▸ REQUIRED WORK:
Print out each entry below exactly, please.

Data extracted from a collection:
* start *

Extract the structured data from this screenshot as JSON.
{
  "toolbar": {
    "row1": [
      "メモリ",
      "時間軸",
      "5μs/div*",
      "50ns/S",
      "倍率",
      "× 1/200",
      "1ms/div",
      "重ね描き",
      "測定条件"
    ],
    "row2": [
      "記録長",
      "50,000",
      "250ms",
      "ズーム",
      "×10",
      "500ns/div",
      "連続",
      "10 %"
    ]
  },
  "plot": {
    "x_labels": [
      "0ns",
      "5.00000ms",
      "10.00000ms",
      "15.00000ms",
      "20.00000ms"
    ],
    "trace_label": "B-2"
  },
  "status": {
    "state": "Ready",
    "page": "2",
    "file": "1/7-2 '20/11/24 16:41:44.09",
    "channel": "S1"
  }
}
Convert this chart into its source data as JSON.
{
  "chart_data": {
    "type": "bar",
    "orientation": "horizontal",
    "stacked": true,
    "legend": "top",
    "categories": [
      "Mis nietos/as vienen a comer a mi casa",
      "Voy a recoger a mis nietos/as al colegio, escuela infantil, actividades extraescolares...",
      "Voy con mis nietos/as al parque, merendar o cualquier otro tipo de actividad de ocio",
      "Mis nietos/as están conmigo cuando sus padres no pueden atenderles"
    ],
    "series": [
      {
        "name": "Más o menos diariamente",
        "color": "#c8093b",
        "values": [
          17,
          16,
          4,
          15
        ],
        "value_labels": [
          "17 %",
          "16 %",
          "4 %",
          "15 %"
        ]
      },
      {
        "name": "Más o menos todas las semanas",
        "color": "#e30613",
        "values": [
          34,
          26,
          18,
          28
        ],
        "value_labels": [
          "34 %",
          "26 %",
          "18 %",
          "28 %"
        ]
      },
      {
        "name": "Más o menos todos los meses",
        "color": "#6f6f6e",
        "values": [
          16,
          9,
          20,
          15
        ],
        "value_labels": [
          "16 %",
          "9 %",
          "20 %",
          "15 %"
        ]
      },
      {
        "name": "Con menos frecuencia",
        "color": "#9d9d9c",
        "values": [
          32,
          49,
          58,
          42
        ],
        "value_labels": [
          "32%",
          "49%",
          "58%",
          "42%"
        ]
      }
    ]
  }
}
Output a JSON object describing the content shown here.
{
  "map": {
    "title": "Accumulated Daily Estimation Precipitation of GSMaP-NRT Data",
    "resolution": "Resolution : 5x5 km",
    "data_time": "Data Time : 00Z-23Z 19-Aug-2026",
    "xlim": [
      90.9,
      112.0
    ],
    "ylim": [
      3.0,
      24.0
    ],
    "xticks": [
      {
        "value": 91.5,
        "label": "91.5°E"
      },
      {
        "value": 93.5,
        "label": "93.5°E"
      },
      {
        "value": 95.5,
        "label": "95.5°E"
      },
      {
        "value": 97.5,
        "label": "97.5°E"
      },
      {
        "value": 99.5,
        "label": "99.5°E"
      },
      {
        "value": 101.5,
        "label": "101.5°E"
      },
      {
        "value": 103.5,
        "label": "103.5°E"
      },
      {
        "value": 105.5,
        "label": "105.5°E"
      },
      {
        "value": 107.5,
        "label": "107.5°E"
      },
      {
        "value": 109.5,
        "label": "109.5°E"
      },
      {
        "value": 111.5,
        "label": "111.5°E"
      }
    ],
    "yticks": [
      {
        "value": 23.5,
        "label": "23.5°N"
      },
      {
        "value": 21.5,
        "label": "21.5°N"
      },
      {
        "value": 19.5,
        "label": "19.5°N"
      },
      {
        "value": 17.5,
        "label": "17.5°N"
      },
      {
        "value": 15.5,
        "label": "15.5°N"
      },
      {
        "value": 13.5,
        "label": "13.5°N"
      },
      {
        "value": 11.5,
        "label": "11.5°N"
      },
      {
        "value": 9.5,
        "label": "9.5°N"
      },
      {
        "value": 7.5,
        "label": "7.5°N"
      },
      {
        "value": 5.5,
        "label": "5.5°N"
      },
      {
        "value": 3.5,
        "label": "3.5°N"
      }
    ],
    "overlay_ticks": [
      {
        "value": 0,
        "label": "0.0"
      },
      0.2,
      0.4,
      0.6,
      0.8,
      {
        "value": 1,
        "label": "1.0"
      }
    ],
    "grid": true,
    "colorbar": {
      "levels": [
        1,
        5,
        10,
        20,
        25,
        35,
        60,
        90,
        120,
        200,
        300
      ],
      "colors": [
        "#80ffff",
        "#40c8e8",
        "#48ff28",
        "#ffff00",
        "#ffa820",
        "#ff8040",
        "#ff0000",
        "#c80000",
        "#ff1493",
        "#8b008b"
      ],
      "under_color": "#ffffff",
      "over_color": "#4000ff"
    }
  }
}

* end *

▸ THE RESULT:
Extract the structured data from this screenshot as JSON.
{
  "toolbar": {
    "row1": [
      "メモリ",
      "時間軸",
      "5μs/div*",
      "50ns/S",
      "倍率",
      "× 1/200",
      "1ms/div",
      "重ね描き",
      "測定条件"
    ],
    "row2": [
      "記録長",
      "50,000",
      "250ms",
      "ズーム",
      "×10",
      "500ns/div",
      "連続",
      "10 %"
    ]
  },
  "plot": {
    "x_labels": [
      "0ns",
      "5.00000ms",
      "10.00000ms",
      "15.00000ms",
      "20.00000ms"
    ],
    "trace_label": "B-2"
  },
  "status": {
    "state": "Ready",
    "page": "2",
    "file": "1/7-2 '20/11/24 16:41:44.09",
    "channel": "S1"
  }
}
Convert this chart into its source data as JSON.
{
  "chart_data": {
    "type": "bar",
    "orientation": "horizontal",
    "stacked": true,
    "legend": "top",
    "categories": [
      "Mis nietos/as vienen a comer a mi casa",
      "Voy a recoger a mis nietos/as al colegio, escuela infantil, actividades extraescolares...",
      "Voy con mis nietos/as al parque, merendar o cualquier otro tipo de actividad de ocio",
      "Mis nietos/as están conmigo cuando sus padres no pueden atenderles"
    ],
    "series": [
      {
        "name": "Más o menos diariamente",
        "color": "#c8093b",
        "values": [
          17,
          16,
          4,
          15
        ],
        "value_labels": [
          "17 %",
          "16 %",
          "4 %",
          "15 %"
        ]
      },
      {
        "name": "Más o menos todas las semanas",
        "color": "#e30613",
        "values": [
          34,
          26,
          18,
          28
        ],
        "value_labels": [
          "34 %",
          "26 %",
          "18 %",
          "28 %"
        ]
      },
      {
        "name": "Más o menos todos los meses",
        "color": "#6f6f6e",
        "values": [
          16,
          9,
          20,
          15
        ],
        "value_labels": [
          "16 %",
          "9 %",
          "20 %",
          "15 %"
        ]
      },
      {
        "name": "Con menos frecuencia",
        "color": "#9d9d9c",
        "values": [
          32,
          49,
          58,
          42
        ],
        "value_labels": [
          "32%",
          "49%",
          "58%",
          "42%"
        ]
      }
    ]
  }
}
Output a JSON object describing the content shown here.
{
  "map": {
    "title": "Accumulated Daily Estimation Precipitation of GSMaP-NRT Data",
    "resolution": "Resolution : 5x5 km",
    "data_time": "Data Time : 00Z-23Z 19-Aug-2026",
    "xlim": [
      90.9,
      112.0
    ],
    "ylim": [
      3.0,
      24.0
    ],
    "xticks": [
      {
        "value": 91.5,
        "label": "91.5°E"
      },
      {
        "value": 93.5,
        "label": "93.5°E"
      },
      {
        "value": 95.5,
        "label": "95.5°E"
      },
      {
        "value": 97.5,
        "label": "97.5°E"
      },
      {
        "value": 99.5,
        "label": "99.5°E"
      },
      {
        "value": 101.5,
        "label": "101.5°E"
      },
      {
        "value": 103.5,
        "label": "103.5°E"
      },
      {
        "value": 105.5,
        "label": "105.5°E"
      },
      {
        "value": 107.5,
        "label": "107.5°E"
      },
      {
        "value": 109.5,
        "label": "109.5°E"
      },
      {
        "value": 111.5,
        "label": "111.5°E"
      }
    ],
    "yticks": [
      {
        "value": 23.5,
        "label": "23.5°N"
      },
      {
        "value": 21.5,
        "label": "21.5°N"
      },
      {
        "value": 19.5,
        "label": "19.5°N"
      },
      {
        "value": 17.5,
        "label": "17.5°N"
      },
      {
        "value": 15.5,
        "label": "15.5°N"
      },
      {
        "value": 13.5,
        "label": "13.5°N"
      },
      {
        "value": 11.5,
        "label": "11.5°N"
      },
      {
        "value": 9.5,
        "label": "9.5°N"
      },
      {
        "value": 7.5,
        "label": "7.5°N"
      },
      {
        "value": 5.5,
        "label": "5.5°N"
      },
      {
        "value": 3.5,
        "label": "3.5°N"
      }
    ],
    "overlay_ticks": [
      {
        "value": 0,
        "label": "0.0"
      },
      0.2,
      0.4,
      0.6,
      0.8,
      {
        "value": 1,
        "label": "1.0"
      }
    ],
    "grid": true,
    "colorbar": {
      "levels": [
        1,
        5,
        10,
        20,
        25,
        35,
        60,
        90,
        120,
        200,
        300
      ],
      "colors": [
        "#80ffff",
        "#40c8e8",
        "#48ff28",
        "#ffff00",
        "#ffa820",
        "#ff8040",
        "#ff0000",
        "#c80000",
        "#ff1493",
        "#8b008b"
      ],
      "under_color": "#ffffff",
      "over_color": "#4000ff"
    }
  }
}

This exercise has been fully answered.